» **EXERCISE**: From the entries below, copy every line holding the word "type".

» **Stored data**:
--- BEGIN ---

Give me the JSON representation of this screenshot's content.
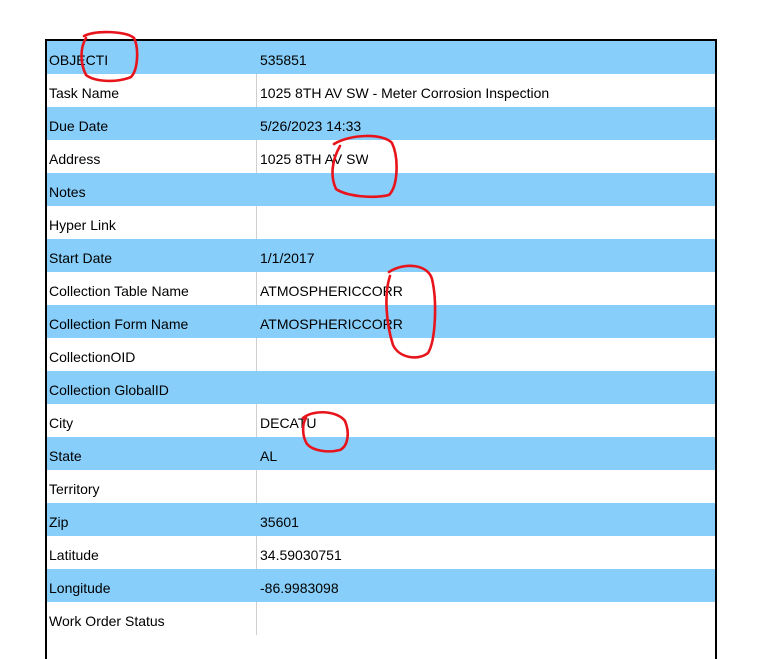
{
  "rows": [
    {
      "label": "OBJECTI",
      "value": "535851",
      "shade": "blue"
    },
    {
      "label": "Task Name",
      "value": "1025 8TH AV SW - Meter Corrosion Inspection",
      "shade": "white"
    },
    {
      "label": "Due Date",
      "value": "5/26/2023 14:33",
      "shade": "blue"
    },
    {
      "label": "Address",
      "value": "1025 8TH AV SW",
      "shade": "white"
    },
    {
      "label": "Notes",
      "value": "",
      "shade": "blue"
    },
    {
      "label": "Hyper Link",
      "value": "",
      "shade": "white"
    },
    {
      "label": "Start Date",
      "value": "1/1/2017",
      "shade": "blue"
    },
    {
      "label": "Collection Table Name",
      "value": "ATMOSPHERICCORR",
      "shade": "white"
    },
    {
      "label": "Collection Form Name",
      "value": "ATMOSPHERICCORR",
      "shade": "blue"
    },
    {
      "label": "CollectionOID",
      "value": "",
      "shade": "white"
    },
    {
      "label": "Collection GlobalID",
      "value": "",
      "shade": "blue"
    },
    {
      "label": "City",
      "value": "DECATU",
      "shade": "white"
    },
    {
      "label": "State",
      "value": "AL",
      "shade": "blue"
    },
    {
      "label": "Territory",
      "value": "",
      "shade": "white"
    },
    {
      "label": "Zip",
      "value": "35601",
      "shade": "blue"
    },
    {
      "label": "Latitude",
      "value": "34.59030751",
      "shade": "white"
    },
    {
      "label": "Longitude",
      "value": "-86.9983098",
      "shade": "blue"
    },
    {
      "label": "Work Order Status",
      "value": "",
      "shade": "white"
    }
  ],
  "colors": {
    "row_blue": "#87cefa",
    "annotation": "#e8141b"
  }
}
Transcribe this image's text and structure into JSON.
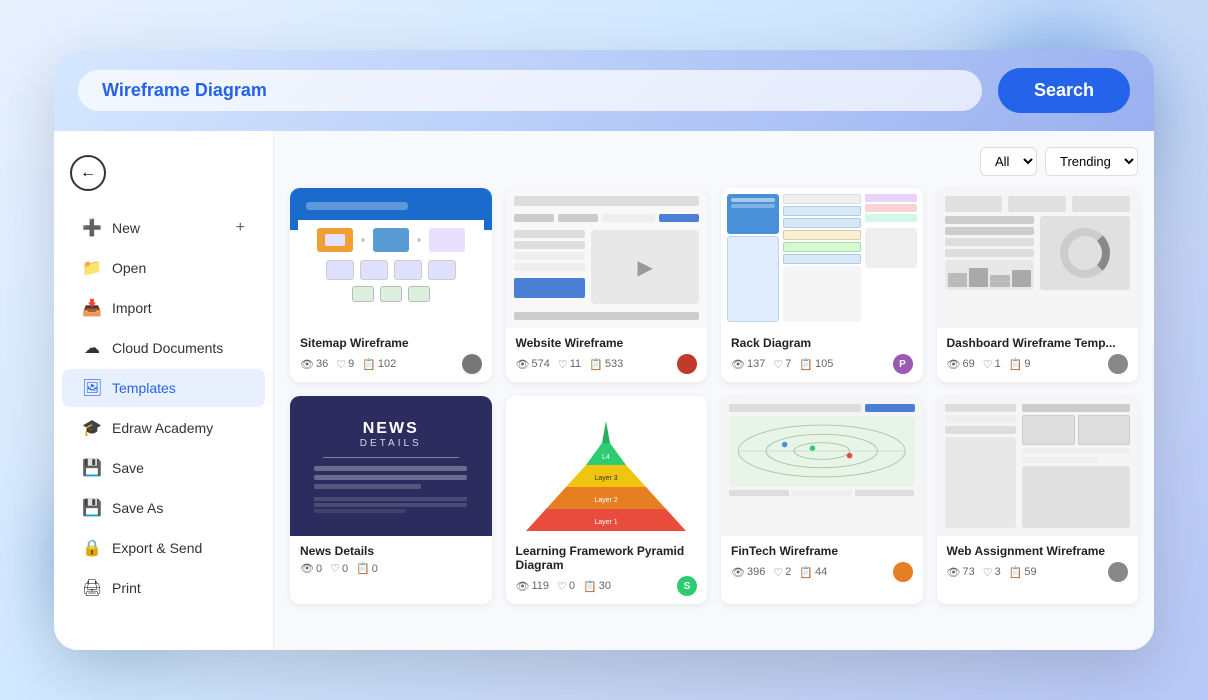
{
  "topBar": {
    "searchValue": "Wireframe Diagram",
    "searchPlaceholder": "Wireframe Diagram",
    "searchButtonLabel": "Search"
  },
  "sidebar": {
    "backButton": "←",
    "items": [
      {
        "id": "new",
        "label": "New",
        "icon": "➕",
        "hasPlus": true
      },
      {
        "id": "open",
        "label": "Open",
        "icon": "📁",
        "hasPlus": false
      },
      {
        "id": "import",
        "label": "Import",
        "icon": "📥",
        "hasPlus": false
      },
      {
        "id": "cloud",
        "label": "Cloud Documents",
        "icon": "☁",
        "hasPlus": false
      },
      {
        "id": "templates",
        "label": "Templates",
        "icon": "🖼",
        "hasPlus": false,
        "active": true
      },
      {
        "id": "academy",
        "label": "Edraw Academy",
        "icon": "🎓",
        "hasPlus": false
      },
      {
        "id": "save",
        "label": "Save",
        "icon": "💾",
        "hasPlus": false
      },
      {
        "id": "saveas",
        "label": "Save As",
        "icon": "💾",
        "hasPlus": false
      },
      {
        "id": "export",
        "label": "Export & Send",
        "icon": "🔒",
        "hasPlus": false
      },
      {
        "id": "print",
        "label": "Print",
        "icon": "🖨",
        "hasPlus": false
      }
    ]
  },
  "filters": {
    "categoryOptions": [
      "All"
    ],
    "sortOptions": [
      "Trending"
    ],
    "categoryLabel": "All",
    "sortLabel": "Trending"
  },
  "templates": [
    {
      "id": "sitemap-wireframe",
      "name": "Sitemap Wireframe",
      "type": "sitemap",
      "views": 36,
      "likes": 9,
      "copies": 102,
      "avatarColor": "#555",
      "avatarText": ""
    },
    {
      "id": "website-wireframe",
      "name": "Website Wireframe",
      "type": "website",
      "views": 574,
      "likes": 11,
      "copies": 533,
      "avatarColor": "#c0392b",
      "avatarText": ""
    },
    {
      "id": "rack-diagram",
      "name": "Rack Diagram",
      "type": "rack",
      "views": 137,
      "likes": 7,
      "copies": 105,
      "avatarColor": "#9b59b6",
      "avatarText": "P"
    },
    {
      "id": "dashboard-wireframe",
      "name": "Dashboard Wireframe Temp...",
      "type": "dashboard",
      "views": 69,
      "likes": 1,
      "copies": 9,
      "avatarColor": "#666",
      "avatarText": ""
    },
    {
      "id": "news-template",
      "name": "News Details",
      "type": "news",
      "views": 0,
      "likes": 0,
      "copies": 0,
      "avatarColor": "#666",
      "avatarText": ""
    },
    {
      "id": "learning-pyramid",
      "name": "Learning Framework Pyramid Diagram",
      "type": "pyramid",
      "views": 119,
      "likes": 0,
      "copies": 30,
      "avatarColor": "#2ecc71",
      "avatarText": "S"
    },
    {
      "id": "fintech-wireframe",
      "name": "FinTech Wireframe",
      "type": "fintech",
      "views": 396,
      "likes": 2,
      "copies": 44,
      "avatarColor": "#e67e22",
      "avatarText": ""
    },
    {
      "id": "web-assignment",
      "name": "Web Assignment Wireframe",
      "type": "webassign",
      "views": 73,
      "likes": 3,
      "copies": 59,
      "avatarColor": "#666",
      "avatarText": ""
    }
  ]
}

--- END ---

» **FINISHED TASK**:
      "type": "sitemap",
      "type": "website",
      "type": "rack",
      "type": "dashboard",
      "type": "news",
      "type": "pyramid",
      "type": "fintech",
      "type": "webassign",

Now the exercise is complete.